= Objective =
Every record should be copied exactly, except that pictures are to be omitted.

= Exercise input =
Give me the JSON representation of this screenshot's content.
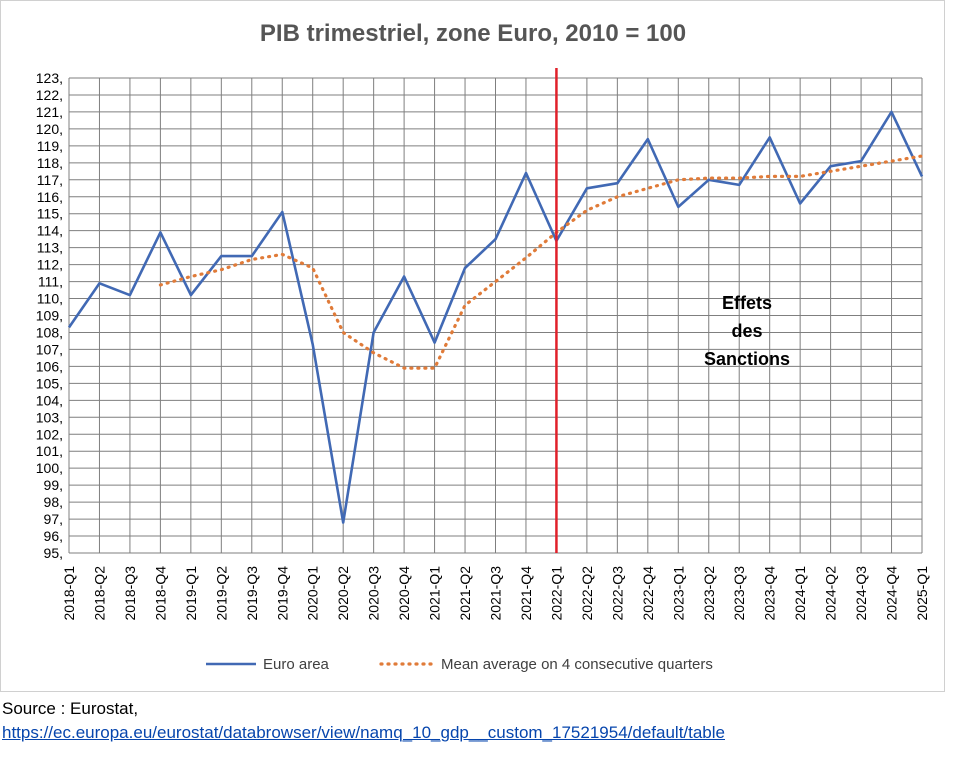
{
  "chart_data": {
    "type": "line",
    "title": "PIB trimestriel, zone Euro, 2010 = 100",
    "xlabel": "",
    "ylabel": "",
    "ylim": [
      95,
      123
    ],
    "y_ticks": [
      "95,",
      "96,",
      "97,",
      "98,",
      "99,",
      "100,",
      "101,",
      "102,",
      "103,",
      "104,",
      "105,",
      "106,",
      "107,",
      "108,",
      "109,",
      "110,",
      "111,",
      "112,",
      "113,",
      "114,",
      "115,",
      "116,",
      "117,",
      "118,",
      "119,",
      "120,",
      "121,",
      "122,",
      "123,"
    ],
    "categories": [
      "2018-Q1",
      "2018-Q2",
      "2018-Q3",
      "2018-Q4",
      "2019-Q1",
      "2019-Q2",
      "2019-Q3",
      "2019-Q4",
      "2020-Q1",
      "2020-Q2",
      "2020-Q3",
      "2020-Q4",
      "2021-Q1",
      "2021-Q2",
      "2021-Q3",
      "2021-Q4",
      "2022-Q1",
      "2022-Q2",
      "2022-Q3",
      "2022-Q4",
      "2023-Q1",
      "2023-Q2",
      "2023-Q3",
      "2023-Q4",
      "2024-Q1",
      "2024-Q2",
      "2024-Q3",
      "2024-Q4",
      "2025-Q1"
    ],
    "grid": true,
    "legend_position": "bottom",
    "series": [
      {
        "name": "Euro area",
        "color": "#4169b4",
        "style": "solid",
        "values": [
          108.3,
          110.9,
          110.2,
          113.9,
          110.2,
          112.5,
          112.5,
          115.1,
          107.3,
          96.8,
          108.0,
          111.3,
          107.4,
          111.8,
          113.5,
          117.4,
          113.4,
          116.5,
          116.8,
          119.4,
          115.4,
          117.0,
          116.7,
          119.5,
          115.6,
          117.8,
          118.1,
          121.0,
          117.2
        ]
      },
      {
        "name": "Mean average on 4 consecutive quarters",
        "color": "#e07b39",
        "style": "dotted",
        "values": [
          null,
          null,
          null,
          110.8,
          111.3,
          111.7,
          112.3,
          112.6,
          111.8,
          108.0,
          106.8,
          105.9,
          105.9,
          109.6,
          111.0,
          112.4,
          113.9,
          115.2,
          116.0,
          116.5,
          117.0,
          117.1,
          117.1,
          117.2,
          117.2,
          117.5,
          117.8,
          118.1,
          118.4
        ]
      }
    ],
    "reference_line": {
      "category": "2022-Q1",
      "color": "#e0202a"
    },
    "annotation": {
      "lines": [
        "Effets",
        "des",
        "Sanctions"
      ]
    }
  },
  "source": {
    "label": "Source : Eurostat,",
    "link": "https://ec.europa.eu/eurostat/databrowser/view/namq_10_gdp__custom_17521954/default/table"
  }
}
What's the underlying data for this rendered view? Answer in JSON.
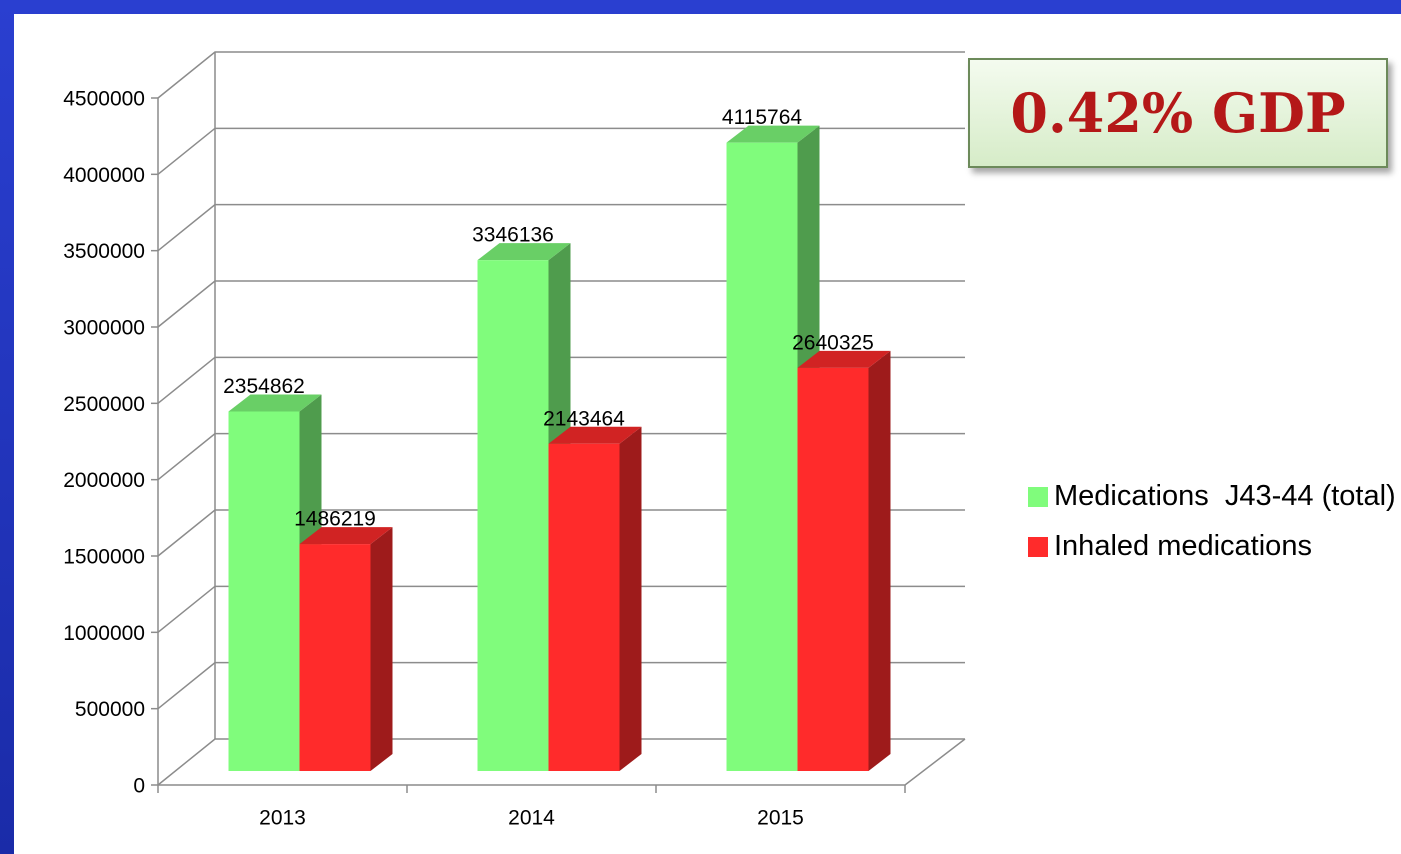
{
  "chart_data": {
    "type": "bar3d",
    "categories": [
      "2013",
      "2014",
      "2015"
    ],
    "series": [
      {
        "name": "Medications  J43-44 (total)",
        "color": "#80fc7c",
        "values": [
          2354862,
          3346136,
          4115764
        ]
      },
      {
        "name": "Inhaled medications",
        "color": "#ff2b2b",
        "values": [
          1486219,
          2143464,
          2640325
        ]
      }
    ],
    "ylim": [
      0,
      4500000
    ],
    "yticks": [
      0,
      500000,
      1000000,
      1500000,
      2000000,
      2500000,
      3000000,
      3500000,
      4000000,
      4500000
    ],
    "grid": true,
    "legend": "right",
    "annotation": "0.42% GDP"
  }
}
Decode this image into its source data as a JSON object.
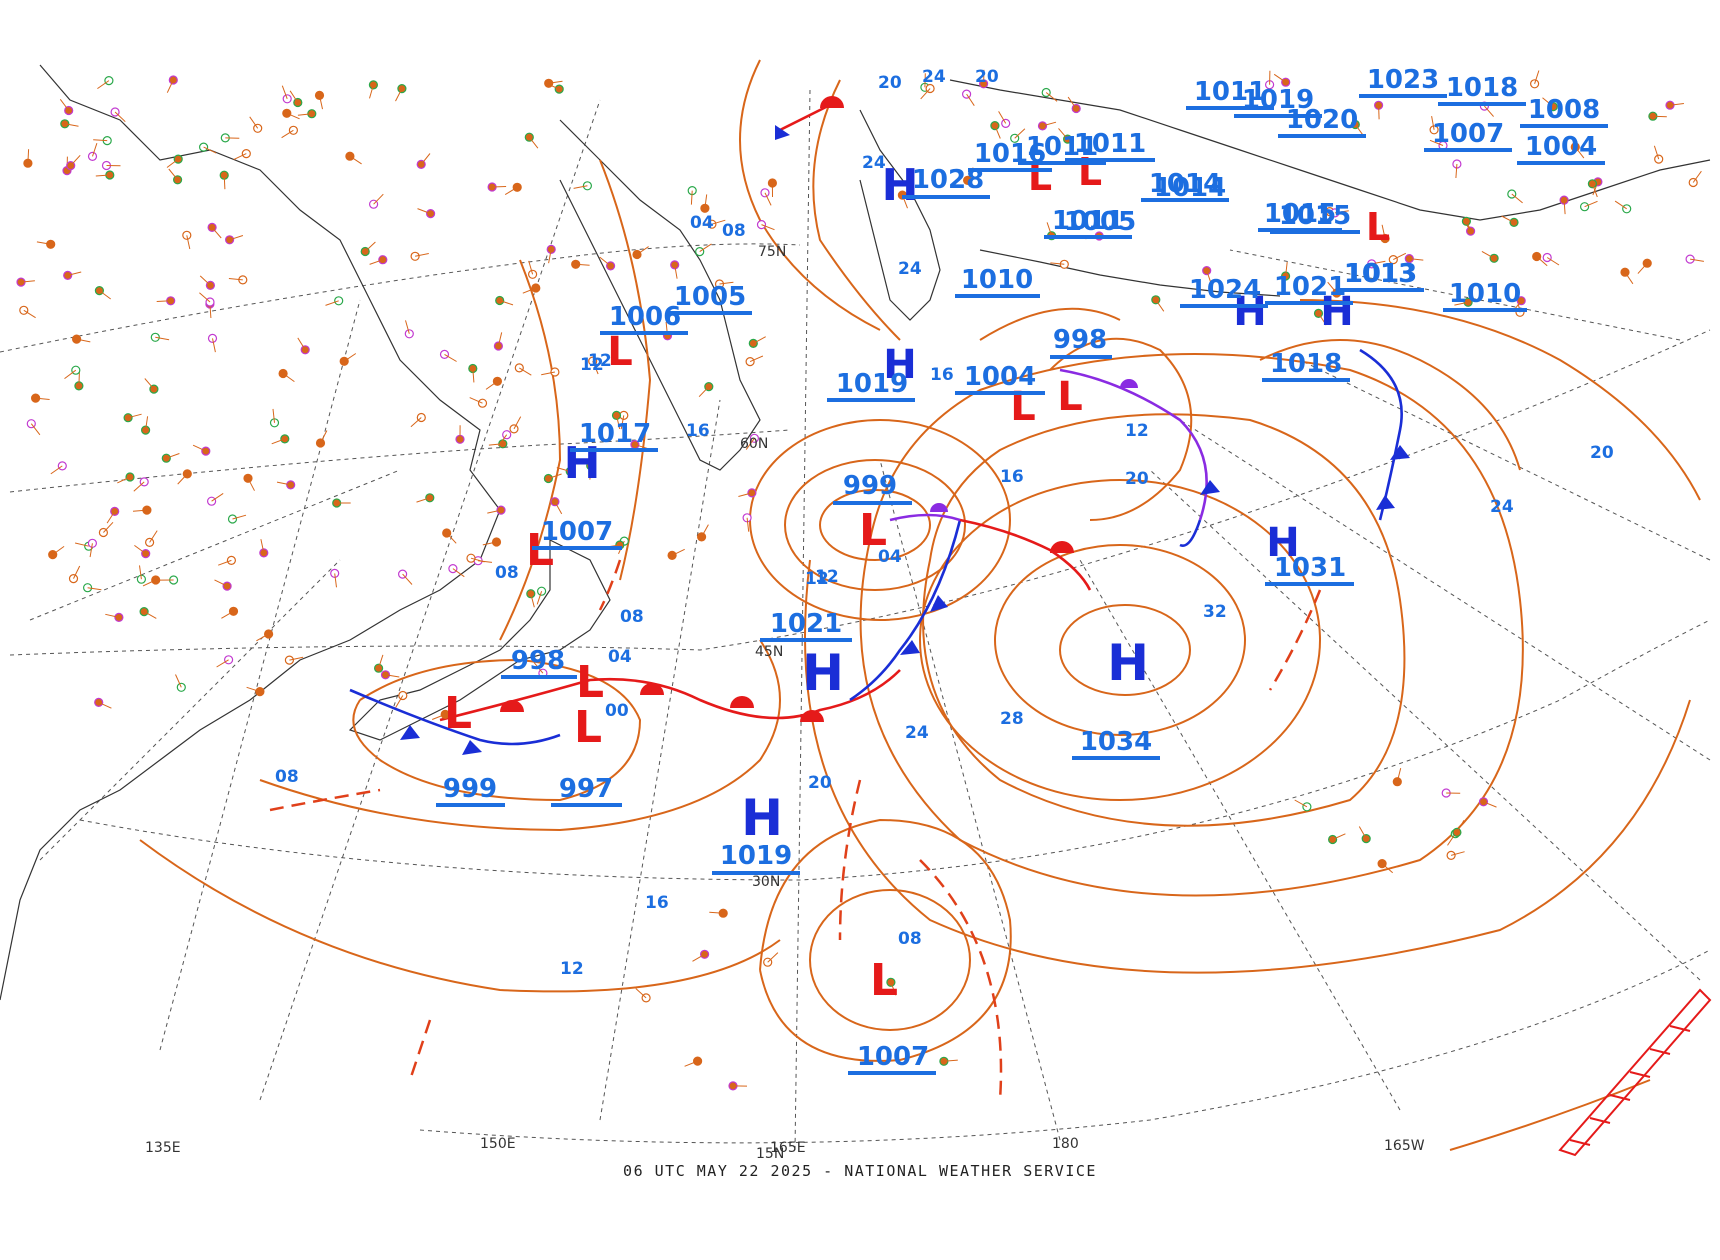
{
  "footer": "06 UTC MAY 22 2025 - NATIONAL WEATHER SERVICE",
  "colors": {
    "isobar": "#d8661a",
    "high": "#1a2ed6",
    "low": "#e51a1a",
    "pressure_label": "#1c6ee0",
    "warm_front": "#e51a1a",
    "cold_front": "#1a2ed6",
    "occluded_front": "#8a2be2",
    "coast": "#333333",
    "grid": "#555555"
  },
  "longitude_labels": [
    "135E",
    "150E",
    "165E",
    "180",
    "165W"
  ],
  "latitude_labels": [
    "75N",
    "60N",
    "45N",
    "30N",
    "15N"
  ],
  "highs": [
    {
      "symbol": "H",
      "pressure": "1021"
    },
    {
      "symbol": "H",
      "pressure": "1019"
    },
    {
      "symbol": "H",
      "pressure": "1034"
    },
    {
      "symbol": "H",
      "pressure": "1031"
    },
    {
      "symbol": "H",
      "pressure": "1017"
    },
    {
      "symbol": "H",
      "pressure": "1028"
    },
    {
      "symbol": "H",
      "pressure": "1024"
    },
    {
      "symbol": "H",
      "pressure": "1021"
    },
    {
      "symbol": "H",
      "pressure": "1019"
    }
  ],
  "lows": [
    {
      "symbol": "L",
      "pressure": "999"
    },
    {
      "symbol": "L",
      "pressure": "1007"
    },
    {
      "symbol": "L",
      "pressure": "998"
    },
    {
      "symbol": "L",
      "pressure": "997"
    },
    {
      "symbol": "L",
      "pressure": "1006"
    },
    {
      "symbol": "L",
      "pressure": "1004"
    },
    {
      "symbol": "L",
      "pressure": "998"
    },
    {
      "symbol": "L",
      "pressure": "1007"
    },
    {
      "symbol": "L",
      "pressure": "999"
    },
    {
      "symbol": "L",
      "pressure": "1011"
    },
    {
      "symbol": "L",
      "pressure": "1016"
    },
    {
      "symbol": "L",
      "pressure": "1015"
    }
  ],
  "pressure_labels": [
    "1010",
    "1005",
    "1013",
    "1010",
    "1018",
    "1020",
    "1014",
    "1011",
    "1011",
    "1004",
    "1023",
    "1018",
    "1007",
    "1008",
    "1019",
    "1011"
  ],
  "isobar_labels": [
    "20",
    "24",
    "20",
    "24",
    "16",
    "12",
    "08",
    "04",
    "00",
    "08",
    "12",
    "16",
    "20",
    "24",
    "28",
    "32",
    "20",
    "24",
    "16",
    "12",
    "04",
    "08",
    "12",
    "20",
    "12",
    "16",
    "08",
    "04",
    "08",
    "12",
    "24"
  ],
  "station_samples": [
    "1015",
    "1031",
    "1005",
    "1004",
    "1014",
    "1013"
  ]
}
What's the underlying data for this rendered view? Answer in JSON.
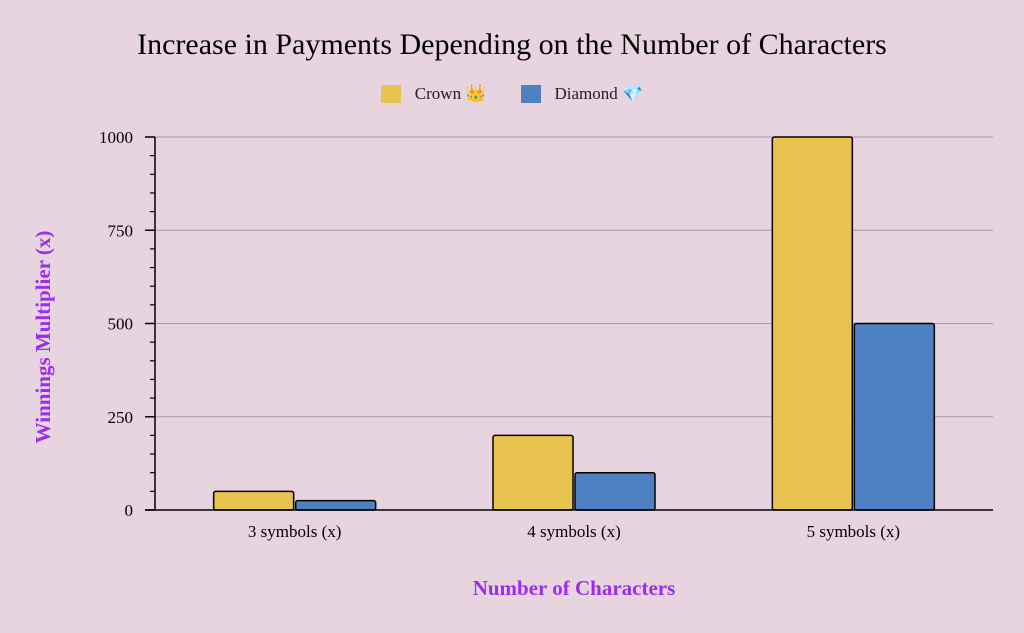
{
  "colors": {
    "background": "#e7d4de",
    "crown": "#e8c350",
    "diamond": "#4e81c1",
    "axis_title": "#9b2cf0",
    "grid": "#aa9aa4"
  },
  "chart_data": {
    "type": "bar",
    "title": "Increase in Payments Depending on the Number of Characters",
    "xlabel": "Number of Characters",
    "ylabel": "Winnings Multiplier (x)",
    "categories": [
      "3 symbols (x)",
      "4 symbols (x)",
      "5 symbols (x)"
    ],
    "series": [
      {
        "name": "Crown 👑",
        "values": [
          50,
          200,
          1000
        ],
        "color": "#e8c350"
      },
      {
        "name": "Diamond 💎",
        "values": [
          25,
          100,
          500
        ],
        "color": "#4e81c1"
      }
    ],
    "ylim": [
      0,
      1000
    ],
    "yticks": [
      0,
      250,
      500,
      750,
      1000
    ],
    "ytick_labels": [
      "0",
      "250",
      "500",
      "750",
      "1000"
    ],
    "grid": true,
    "legend_position": "top-center"
  }
}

= Output below =
Give me the JSON representation of this screenshot's content.
{
  "chart_data": {
    "type": "line",
    "title": "PIB trimestriel, zone Euro, 2010 = 100",
    "xlabel": "",
    "ylabel": "",
    "ylim": [
      95,
      123
    ],
    "y_ticks": [
      "95,",
      "96,",
      "97,",
      "98,",
      "99,",
      "100,",
      "101,",
      "102,",
      "103,",
      "104,",
      "105,",
      "106,",
      "107,",
      "108,",
      "109,",
      "110,",
      "111,",
      "112,",
      "113,",
      "114,",
      "115,",
      "116,",
      "117,",
      "118,",
      "119,",
      "120,",
      "121,",
      "122,",
      "123,"
    ],
    "categories": [
      "2018-Q1",
      "2018-Q2",
      "2018-Q3",
      "2018-Q4",
      "2019-Q1",
      "2019-Q2",
      "2019-Q3",
      "2019-Q4",
      "2020-Q1",
      "2020-Q2",
      "2020-Q3",
      "2020-Q4",
      "2021-Q1",
      "2021-Q2",
      "2021-Q3",
      "2021-Q4",
      "2022-Q1",
      "2022-Q2",
      "2022-Q3",
      "2022-Q4",
      "2023-Q1",
      "2023-Q2",
      "2023-Q3",
      "2023-Q4",
      "2024-Q1",
      "2024-Q2",
      "2024-Q3",
      "2024-Q4",
      "2025-Q1"
    ],
    "grid": true,
    "legend_position": "bottom",
    "series": [
      {
        "name": "Euro area",
        "color": "#4169b4",
        "style": "solid",
        "values": [
          108.3,
          110.9,
          110.2,
          113.9,
          110.2,
          112.5,
          112.5,
          115.1,
          107.3,
          96.8,
          108.0,
          111.3,
          107.4,
          111.8,
          113.5,
          117.4,
          113.4,
          116.5,
          116.8,
          119.4,
          115.4,
          117.0,
          116.7,
          119.5,
          115.6,
          117.8,
          118.1,
          121.0,
          117.2
        ]
      },
      {
        "name": "Mean average on 4 consecutive quarters",
        "color": "#e07b39",
        "style": "dotted",
        "values": [
          null,
          null,
          null,
          110.8,
          111.3,
          111.7,
          112.3,
          112.6,
          111.8,
          108.0,
          106.8,
          105.9,
          105.9,
          109.6,
          111.0,
          112.4,
          113.9,
          115.2,
          116.0,
          116.5,
          117.0,
          117.1,
          117.1,
          117.2,
          117.2,
          117.5,
          117.8,
          118.1,
          118.4
        ]
      }
    ],
    "reference_line": {
      "category": "2022-Q1",
      "color": "#e0202a"
    },
    "annotation": {
      "lines": [
        "Effets",
        "des",
        "Sanctions"
      ]
    }
  },
  "source": {
    "label": "Source : Eurostat,",
    "link": "https://ec.europa.eu/eurostat/databrowser/view/namq_10_gdp__custom_17521954/default/table"
  }
}
What's the underlying data for this rendered view? Answer in JSON.
{
  "chart_data": {
    "type": "bar3d",
    "categories": [
      "2013",
      "2014",
      "2015"
    ],
    "series": [
      {
        "name": "Medications  J43-44 (total)",
        "color": "#80fc7c",
        "values": [
          2354862,
          3346136,
          4115764
        ]
      },
      {
        "name": "Inhaled medications",
        "color": "#ff2b2b",
        "values": [
          1486219,
          2143464,
          2640325
        ]
      }
    ],
    "ylim": [
      0,
      4500000
    ],
    "yticks": [
      0,
      500000,
      1000000,
      1500000,
      2000000,
      2500000,
      3000000,
      3500000,
      4000000,
      4500000
    ],
    "grid": true,
    "legend": "right",
    "annotation": "0.42% GDP"
  }
}
Decode this image into its source data as a JSON object.
{
  "footer": "06 UTC MAY 22 2025 - NATIONAL WEATHER SERVICE",
  "colors": {
    "isobar": "#d8661a",
    "high": "#1a2ed6",
    "low": "#e51a1a",
    "pressure_label": "#1c6ee0",
    "warm_front": "#e51a1a",
    "cold_front": "#1a2ed6",
    "occluded_front": "#8a2be2",
    "coast": "#333333",
    "grid": "#555555"
  },
  "longitude_labels": [
    "135E",
    "150E",
    "165E",
    "180",
    "165W"
  ],
  "latitude_labels": [
    "75N",
    "60N",
    "45N",
    "30N",
    "15N"
  ],
  "highs": [
    {
      "symbol": "H",
      "pressure": "1021"
    },
    {
      "symbol": "H",
      "pressure": "1019"
    },
    {
      "symbol": "H",
      "pressure": "1034"
    },
    {
      "symbol": "H",
      "pressure": "1031"
    },
    {
      "symbol": "H",
      "pressure": "1017"
    },
    {
      "symbol": "H",
      "pressure": "1028"
    },
    {
      "symbol": "H",
      "pressure": "1024"
    },
    {
      "symbol": "H",
      "pressure": "1021"
    },
    {
      "symbol": "H",
      "pressure": "1019"
    }
  ],
  "lows": [
    {
      "symbol": "L",
      "pressure": "999"
    },
    {
      "symbol": "L",
      "pressure": "1007"
    },
    {
      "symbol": "L",
      "pressure": "998"
    },
    {
      "symbol": "L",
      "pressure": "997"
    },
    {
      "symbol": "L",
      "pressure": "1006"
    },
    {
      "symbol": "L",
      "pressure": "1004"
    },
    {
      "symbol": "L",
      "pressure": "998"
    },
    {
      "symbol": "L",
      "pressure": "1007"
    },
    {
      "symbol": "L",
      "pressure": "999"
    },
    {
      "symbol": "L",
      "pressure": "1011"
    },
    {
      "symbol": "L",
      "pressure": "1016"
    },
    {
      "symbol": "L",
      "pressure": "1015"
    }
  ],
  "pressure_labels": [
    "1010",
    "1005",
    "1013",
    "1010",
    "1018",
    "1020",
    "1014",
    "1011",
    "1011",
    "1004",
    "1023",
    "1018",
    "1007",
    "1008",
    "1019",
    "1011"
  ],
  "isobar_labels": [
    "20",
    "24",
    "20",
    "24",
    "16",
    "12",
    "08",
    "04",
    "00",
    "08",
    "12",
    "16",
    "20",
    "24",
    "28",
    "32",
    "20",
    "24",
    "16",
    "12",
    "04",
    "08",
    "12",
    "20",
    "12",
    "16",
    "08",
    "04",
    "08",
    "12",
    "24"
  ],
  "station_samples": [
    "1015",
    "1031",
    "1005",
    "1004",
    "1014",
    "1013"
  ]
}
What's the underlying data for this rendered view? Answer in JSON.
{
  "colors": {
    "background": "#e7d4de",
    "crown": "#e8c350",
    "diamond": "#4e81c1",
    "axis_title": "#9b2cf0",
    "grid": "#aa9aa4"
  },
  "chart_data": {
    "type": "bar",
    "title": "Increase in Payments Depending on the Number of Characters",
    "xlabel": "Number of Characters",
    "ylabel": "Winnings Multiplier (x)",
    "categories": [
      "3 symbols (x)",
      "4 symbols (x)",
      "5 symbols (x)"
    ],
    "series": [
      {
        "name": "Crown 👑",
        "values": [
          50,
          200,
          1000
        ],
        "color": "#e8c350"
      },
      {
        "name": "Diamond 💎",
        "values": [
          25,
          100,
          500
        ],
        "color": "#4e81c1"
      }
    ],
    "ylim": [
      0,
      1000
    ],
    "yticks": [
      0,
      250,
      500,
      750,
      1000
    ],
    "ytick_labels": [
      "0",
      "250",
      "500",
      "750",
      "1000"
    ],
    "grid": true,
    "legend_position": "top-center"
  }
}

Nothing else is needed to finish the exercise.